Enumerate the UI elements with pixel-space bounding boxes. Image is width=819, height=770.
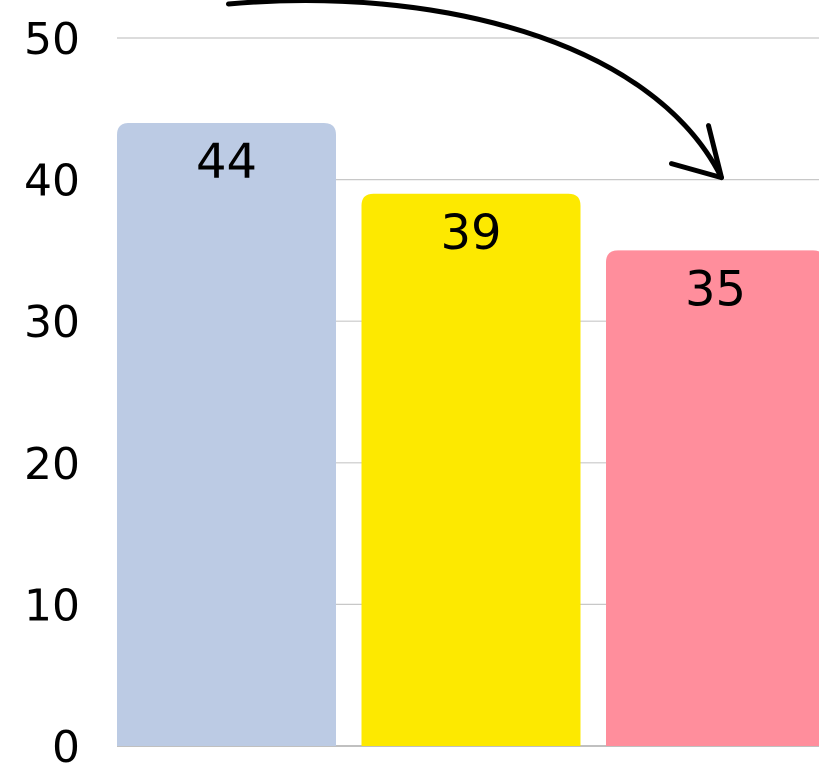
arrow-head-icon: [669, 123, 724, 181]
y-tick-label-20: 20: [24, 439, 80, 490]
y-tick-label-30: 30: [24, 297, 80, 348]
annotations: [226, 0, 724, 181]
bars: [117, 122, 819, 746]
bar-2: [361, 193, 581, 746]
y-tick-label-50: 50: [24, 14, 80, 65]
data-label-2: 39: [440, 205, 501, 261]
y-tick-label-0: 0: [52, 722, 80, 770]
bar-1: [117, 122, 336, 746]
data-label-3: 35: [685, 261, 746, 317]
data-labels: 44 39 35: [196, 134, 746, 317]
bar-3: [606, 250, 819, 746]
y-tick-label-10: 10: [24, 580, 80, 631]
data-label-1: 44: [196, 134, 257, 190]
y-axis-ticks: 0 10 20 30 40 50: [24, 14, 80, 770]
arrow-curve: [226, 0, 724, 181]
y-tick-label-40: 40: [24, 156, 80, 207]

= = =

### Exercise directions
Pull out every line in the entries above that contains the string "arrow", matching case exactly.

### Answer to the task
arrow-head-icon: [669, 123, 724, 181]
arrow-curve: [226, 0, 724, 181]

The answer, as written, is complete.